-- start of Materials provided --

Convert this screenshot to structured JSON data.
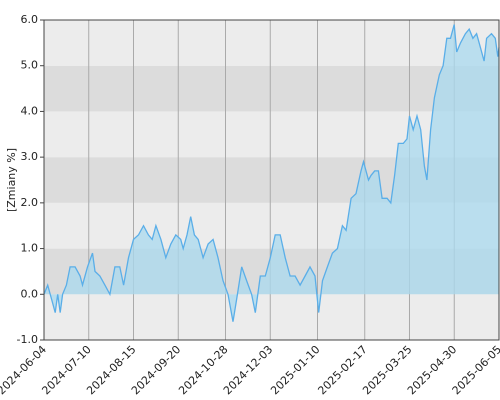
{
  "chart_data": {
    "type": "area",
    "y_label": "[Zmiany %]",
    "color": "#5aaee8",
    "fill_color": "#a9d9ef",
    "band_colors": [
      "#ececec",
      "#dcdcdc"
    ],
    "grid": true,
    "ylim": [
      -1,
      6
    ],
    "yticks": [
      {
        "value": -1,
        "label": "-1.0"
      },
      {
        "value": 0,
        "label": "0.0"
      },
      {
        "value": 1,
        "label": "1.0"
      },
      {
        "value": 2,
        "label": "2.0"
      },
      {
        "value": 3,
        "label": "3.0"
      },
      {
        "value": 4,
        "label": "4.0"
      },
      {
        "value": 5,
        "label": "5.0"
      },
      {
        "value": 6,
        "label": "6.0"
      }
    ],
    "xlim": [
      "2024-06-04",
      "2025-06-05"
    ],
    "xticks": [
      "2024-06-04",
      "2024-07-10",
      "2024-08-15",
      "2024-09-20",
      "2024-10-28",
      "2024-12-03",
      "2025-01-10",
      "2025-02-17",
      "2025-03-25",
      "2025-04-30",
      "2025-06-05"
    ],
    "x": [
      "2024-06-04",
      "2024-06-07",
      "2024-06-10",
      "2024-06-13",
      "2024-06-15",
      "2024-06-17",
      "2024-06-19",
      "2024-06-22",
      "2024-06-25",
      "2024-06-29",
      "2024-07-03",
      "2024-07-05",
      "2024-07-09",
      "2024-07-13",
      "2024-07-15",
      "2024-07-19",
      "2024-07-23",
      "2024-07-27",
      "2024-07-31",
      "2024-08-04",
      "2024-08-07",
      "2024-08-11",
      "2024-08-15",
      "2024-08-19",
      "2024-08-23",
      "2024-08-27",
      "2024-08-30",
      "2024-09-02",
      "2024-09-06",
      "2024-09-10",
      "2024-09-14",
      "2024-09-18",
      "2024-09-22",
      "2024-09-24",
      "2024-09-27",
      "2024-09-30",
      "2024-10-03",
      "2024-10-06",
      "2024-10-10",
      "2024-10-14",
      "2024-10-18",
      "2024-10-22",
      "2024-10-26",
      "2024-10-30",
      "2024-11-03",
      "2024-11-06",
      "2024-11-10",
      "2024-11-14",
      "2024-11-18",
      "2024-11-21",
      "2024-11-25",
      "2024-11-29",
      "2024-12-03",
      "2024-12-07",
      "2024-12-11",
      "2024-12-15",
      "2024-12-19",
      "2024-12-23",
      "2024-12-27",
      "2024-12-31",
      "2025-01-04",
      "2025-01-08",
      "2025-01-11",
      "2025-01-14",
      "2025-01-18",
      "2025-01-22",
      "2025-01-26",
      "2025-01-30",
      "2025-02-02",
      "2025-02-06",
      "2025-02-10",
      "2025-02-14",
      "2025-02-16",
      "2025-02-20",
      "2025-02-22",
      "2025-02-25",
      "2025-02-28",
      "2025-03-03",
      "2025-03-07",
      "2025-03-10",
      "2025-03-13",
      "2025-03-16",
      "2025-03-20",
      "2025-03-23",
      "2025-03-25",
      "2025-03-28",
      "2025-03-31",
      "2025-04-03",
      "2025-04-06",
      "2025-04-08",
      "2025-04-11",
      "2025-04-14",
      "2025-04-18",
      "2025-04-21",
      "2025-04-24",
      "2025-04-27",
      "2025-04-30",
      "2025-05-02",
      "2025-05-05",
      "2025-05-09",
      "2025-05-12",
      "2025-05-15",
      "2025-05-18",
      "2025-05-21",
      "2025-05-24",
      "2025-05-26",
      "2025-05-30",
      "2025-06-02",
      "2025-06-04",
      "2025-06-05"
    ],
    "values": [
      0.0,
      0.2,
      -0.1,
      -0.4,
      0.0,
      -0.4,
      0.0,
      0.2,
      0.6,
      0.6,
      0.4,
      0.2,
      0.6,
      0.9,
      0.5,
      0.4,
      0.2,
      0.0,
      0.6,
      0.6,
      0.2,
      0.8,
      1.2,
      1.3,
      1.5,
      1.3,
      1.2,
      1.5,
      1.2,
      0.8,
      1.1,
      1.3,
      1.2,
      1.0,
      1.3,
      1.7,
      1.3,
      1.2,
      0.8,
      1.1,
      1.2,
      0.8,
      0.3,
      0.0,
      -0.6,
      -0.1,
      0.6,
      0.3,
      0.0,
      -0.4,
      0.4,
      0.4,
      0.8,
      1.3,
      1.3,
      0.8,
      0.4,
      0.4,
      0.2,
      0.4,
      0.6,
      0.4,
      -0.4,
      0.3,
      0.6,
      0.9,
      1.0,
      1.5,
      1.4,
      2.1,
      2.2,
      2.7,
      2.9,
      2.5,
      2.6,
      2.7,
      2.7,
      2.1,
      2.1,
      2.0,
      2.6,
      3.3,
      3.3,
      3.4,
      3.9,
      3.6,
      3.9,
      3.6,
      2.8,
      2.5,
      3.6,
      4.3,
      4.8,
      5.0,
      5.6,
      5.6,
      5.9,
      5.3,
      5.5,
      5.7,
      5.8,
      5.6,
      5.7,
      5.4,
      5.1,
      5.6,
      5.7,
      5.6,
      5.2,
      5.4
    ]
  }
}
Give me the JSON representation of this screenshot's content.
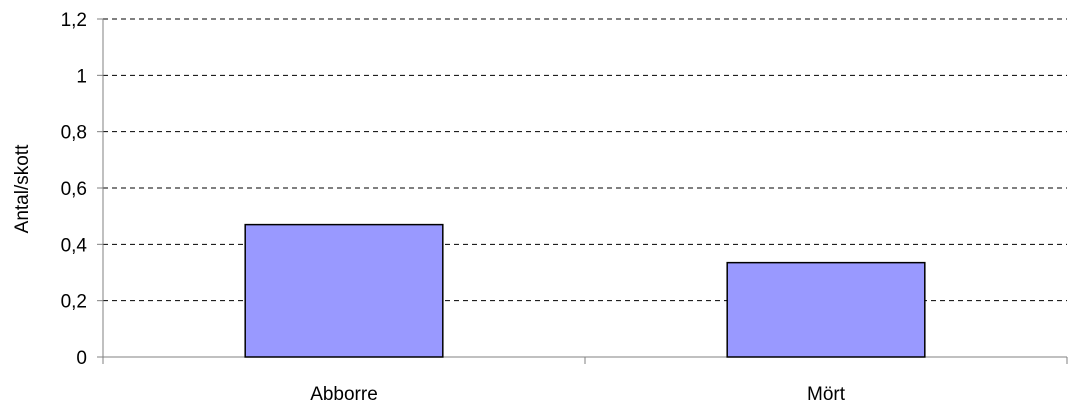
{
  "chart_data": {
    "type": "bar",
    "categories": [
      "Abborre",
      "Mört"
    ],
    "values": [
      0.47,
      0.335
    ],
    "ylabel": "Antal/skott",
    "ylim": [
      0,
      1.2
    ],
    "yticks": [
      0,
      0.2,
      0.4,
      0.6,
      0.8,
      1,
      1.2
    ],
    "ytick_labels": [
      "0",
      "0,2",
      "0,4",
      "0,6",
      "0,8",
      "1",
      "1,2"
    ],
    "grid": true,
    "bar_color": "#9999FF",
    "bar_edge_color": "#000000",
    "gridline_color": "#000000",
    "axis_color": "#808080"
  }
}
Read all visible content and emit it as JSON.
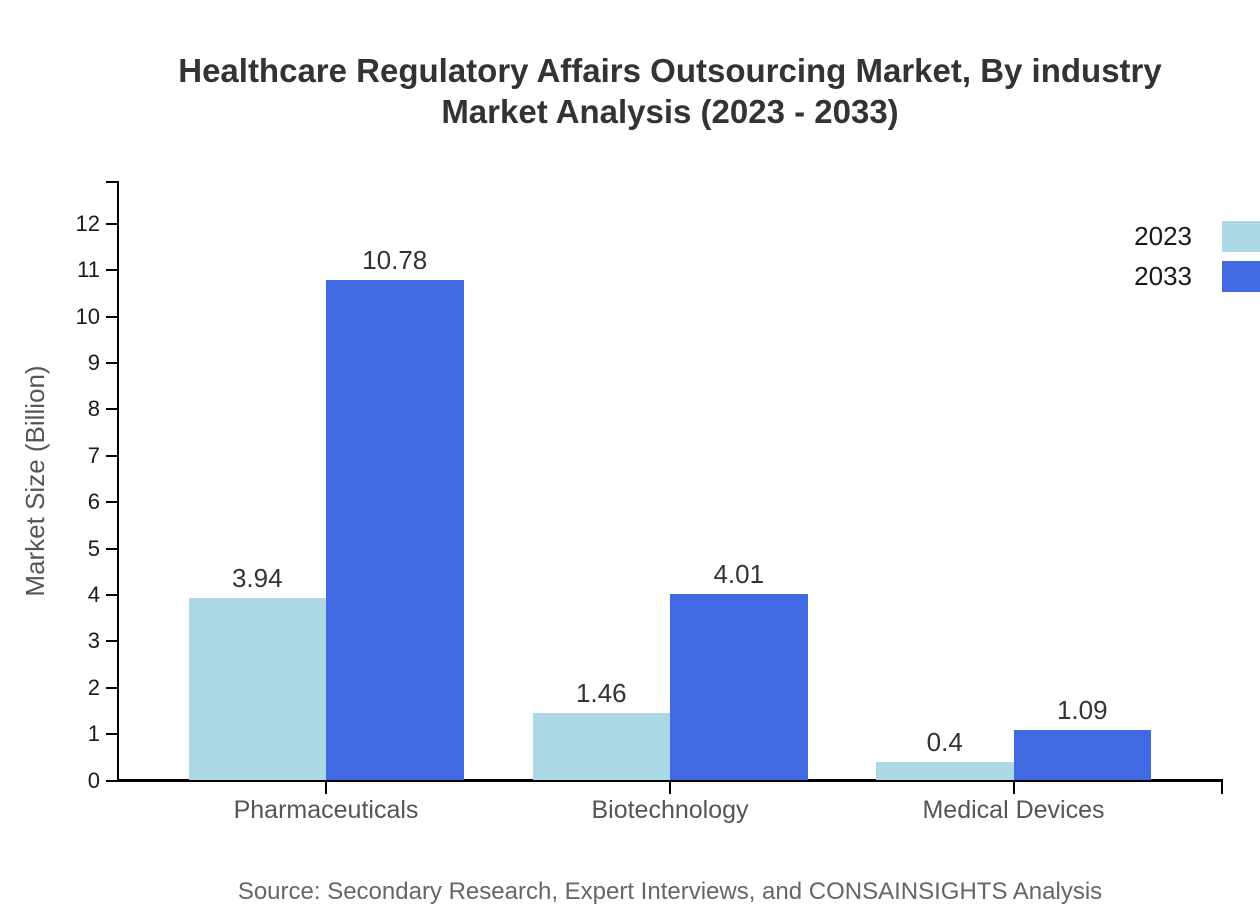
{
  "title": {
    "line1": "Healthcare Regulatory Affairs Outsourcing Market, By industry",
    "line2": "Market Analysis (2023 - 2033)"
  },
  "source": "Source: Secondary Research, Expert Interviews, and CONSAINSIGHTS Analysis",
  "colors": {
    "series_2023": "#ADD8E6",
    "series_2033": "#4169E1",
    "axis": "#000000",
    "title_text": "#333333",
    "tick_label_text": "#1a1a1a",
    "category_label_text": "#555555",
    "source_text": "#666666"
  },
  "chart_data": {
    "type": "bar",
    "title": "Healthcare Regulatory Affairs Outsourcing Market, By industry Market Analysis (2023 - 2033)",
    "categories": [
      "Pharmaceuticals",
      "Biotechnology",
      "Medical Devices"
    ],
    "series": [
      {
        "name": "2023",
        "color": "#ADD8E6",
        "values": [
          3.94,
          1.46,
          0.4
        ]
      },
      {
        "name": "2033",
        "color": "#4169E1",
        "values": [
          10.78,
          4.01,
          1.09
        ]
      }
    ],
    "xlabel": "",
    "ylabel": "Market Size (Billion)",
    "ylim": [
      0,
      12.9
    ],
    "yticks": [
      0,
      1,
      2,
      3,
      4,
      5,
      6,
      7,
      8,
      9,
      10,
      11,
      12
    ],
    "grid": false,
    "legend_position": "upper-right",
    "value_labels_shown": true
  }
}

-- end of Materials provided --

Every entry should be returned exactly as written, minus the pictures.

> **Output**:
Convert this screenshot to structured JSON data.
{
  "chart_data": {
    "type": "area",
    "y_label": "[Zmiany %]",
    "color": "#5aaee8",
    "fill_color": "#a9d9ef",
    "band_colors": [
      "#ececec",
      "#dcdcdc"
    ],
    "grid": true,
    "ylim": [
      -1,
      6
    ],
    "yticks": [
      {
        "value": -1,
        "label": "-1.0"
      },
      {
        "value": 0,
        "label": "0.0"
      },
      {
        "value": 1,
        "label": "1.0"
      },
      {
        "value": 2,
        "label": "2.0"
      },
      {
        "value": 3,
        "label": "3.0"
      },
      {
        "value": 4,
        "label": "4.0"
      },
      {
        "value": 5,
        "label": "5.0"
      },
      {
        "value": 6,
        "label": "6.0"
      }
    ],
    "xlim": [
      "2024-06-04",
      "2025-06-05"
    ],
    "xticks": [
      "2024-06-04",
      "2024-07-10",
      "2024-08-15",
      "2024-09-20",
      "2024-10-28",
      "2024-12-03",
      "2025-01-10",
      "2025-02-17",
      "2025-03-25",
      "2025-04-30",
      "2025-06-05"
    ],
    "x": [
      "2024-06-04",
      "2024-06-07",
      "2024-06-10",
      "2024-06-13",
      "2024-06-15",
      "2024-06-17",
      "2024-06-19",
      "2024-06-22",
      "2024-06-25",
      "2024-06-29",
      "2024-07-03",
      "2024-07-05",
      "2024-07-09",
      "2024-07-13",
      "2024-07-15",
      "2024-07-19",
      "2024-07-23",
      "2024-07-27",
      "2024-07-31",
      "2024-08-04",
      "2024-08-07",
      "2024-08-11",
      "2024-08-15",
      "2024-08-19",
      "2024-08-23",
      "2024-08-27",
      "2024-08-30",
      "2024-09-02",
      "2024-09-06",
      "2024-09-10",
      "2024-09-14",
      "2024-09-18",
      "2024-09-22",
      "2024-09-24",
      "2024-09-27",
      "2024-09-30",
      "2024-10-03",
      "2024-10-06",
      "2024-10-10",
      "2024-10-14",
      "2024-10-18",
      "2024-10-22",
      "2024-10-26",
      "2024-10-30",
      "2024-11-03",
      "2024-11-06",
      "2024-11-10",
      "2024-11-14",
      "2024-11-18",
      "2024-11-21",
      "2024-11-25",
      "2024-11-29",
      "2024-12-03",
      "2024-12-07",
      "2024-12-11",
      "2024-12-15",
      "2024-12-19",
      "2024-12-23",
      "2024-12-27",
      "2024-12-31",
      "2025-01-04",
      "2025-01-08",
      "2025-01-11",
      "2025-01-14",
      "2025-01-18",
      "2025-01-22",
      "2025-01-26",
      "2025-01-30",
      "2025-02-02",
      "2025-02-06",
      "2025-02-10",
      "2025-02-14",
      "2025-02-16",
      "2025-02-20",
      "2025-02-22",
      "2025-02-25",
      "2025-02-28",
      "2025-03-03",
      "2025-03-07",
      "2025-03-10",
      "2025-03-13",
      "2025-03-16",
      "2025-03-20",
      "2025-03-23",
      "2025-03-25",
      "2025-03-28",
      "2025-03-31",
      "2025-04-03",
      "2025-04-06",
      "2025-04-08",
      "2025-04-11",
      "2025-04-14",
      "2025-04-18",
      "2025-04-21",
      "2025-04-24",
      "2025-04-27",
      "2025-04-30",
      "2025-05-02",
      "2025-05-05",
      "2025-05-09",
      "2025-05-12",
      "2025-05-15",
      "2025-05-18",
      "2025-05-21",
      "2025-05-24",
      "2025-05-26",
      "2025-05-30",
      "2025-06-02",
      "2025-06-04",
      "2025-06-05"
    ],
    "values": [
      0.0,
      0.2,
      -0.1,
      -0.4,
      0.0,
      -0.4,
      0.0,
      0.2,
      0.6,
      0.6,
      0.4,
      0.2,
      0.6,
      0.9,
      0.5,
      0.4,
      0.2,
      0.0,
      0.6,
      0.6,
      0.2,
      0.8,
      1.2,
      1.3,
      1.5,
      1.3,
      1.2,
      1.5,
      1.2,
      0.8,
      1.1,
      1.3,
      1.2,
      1.0,
      1.3,
      1.7,
      1.3,
      1.2,
      0.8,
      1.1,
      1.2,
      0.8,
      0.3,
      0.0,
      -0.6,
      -0.1,
      0.6,
      0.3,
      0.0,
      -0.4,
      0.4,
      0.4,
      0.8,
      1.3,
      1.3,
      0.8,
      0.4,
      0.4,
      0.2,
      0.4,
      0.6,
      0.4,
      -0.4,
      0.3,
      0.6,
      0.9,
      1.0,
      1.5,
      1.4,
      2.1,
      2.2,
      2.7,
      2.9,
      2.5,
      2.6,
      2.7,
      2.7,
      2.1,
      2.1,
      2.0,
      2.6,
      3.3,
      3.3,
      3.4,
      3.9,
      3.6,
      3.9,
      3.6,
      2.8,
      2.5,
      3.6,
      4.3,
      4.8,
      5.0,
      5.6,
      5.6,
      5.9,
      5.3,
      5.5,
      5.7,
      5.8,
      5.6,
      5.7,
      5.4,
      5.1,
      5.6,
      5.7,
      5.6,
      5.2,
      5.4
    ]
  }
}
Give me the JSON representation of this screenshot's content.
{
  "chart_data": {
    "type": "bar",
    "categories": [
      "Abborre",
      "Mört"
    ],
    "values": [
      0.47,
      0.335
    ],
    "ylabel": "Antal/skott",
    "ylim": [
      0,
      1.2
    ],
    "yticks": [
      0,
      0.2,
      0.4,
      0.6,
      0.8,
      1,
      1.2
    ],
    "ytick_labels": [
      "0",
      "0,2",
      "0,4",
      "0,6",
      "0,8",
      "1",
      "1,2"
    ],
    "grid": true,
    "bar_color": "#9999FF",
    "bar_edge_color": "#000000",
    "gridline_color": "#000000",
    "axis_color": "#808080"
  }
}
Read all visible content and emit it as JSON.
{
  "title": {
    "line1": "Healthcare Regulatory Affairs Outsourcing Market, By industry",
    "line2": "Market Analysis (2023 - 2033)"
  },
  "source": "Source: Secondary Research, Expert Interviews, and CONSAINSIGHTS Analysis",
  "colors": {
    "series_2023": "#ADD8E6",
    "series_2033": "#4169E1",
    "axis": "#000000",
    "title_text": "#333333",
    "tick_label_text": "#1a1a1a",
    "category_label_text": "#555555",
    "source_text": "#666666"
  },
  "chart_data": {
    "type": "bar",
    "title": "Healthcare Regulatory Affairs Outsourcing Market, By industry Market Analysis (2023 - 2033)",
    "categories": [
      "Pharmaceuticals",
      "Biotechnology",
      "Medical Devices"
    ],
    "series": [
      {
        "name": "2023",
        "color": "#ADD8E6",
        "values": [
          3.94,
          1.46,
          0.4
        ]
      },
      {
        "name": "2033",
        "color": "#4169E1",
        "values": [
          10.78,
          4.01,
          1.09
        ]
      }
    ],
    "xlabel": "",
    "ylabel": "Market Size (Billion)",
    "ylim": [
      0,
      12.9
    ],
    "yticks": [
      0,
      1,
      2,
      3,
      4,
      5,
      6,
      7,
      8,
      9,
      10,
      11,
      12
    ],
    "grid": false,
    "legend_position": "upper-right",
    "value_labels_shown": true
  }
}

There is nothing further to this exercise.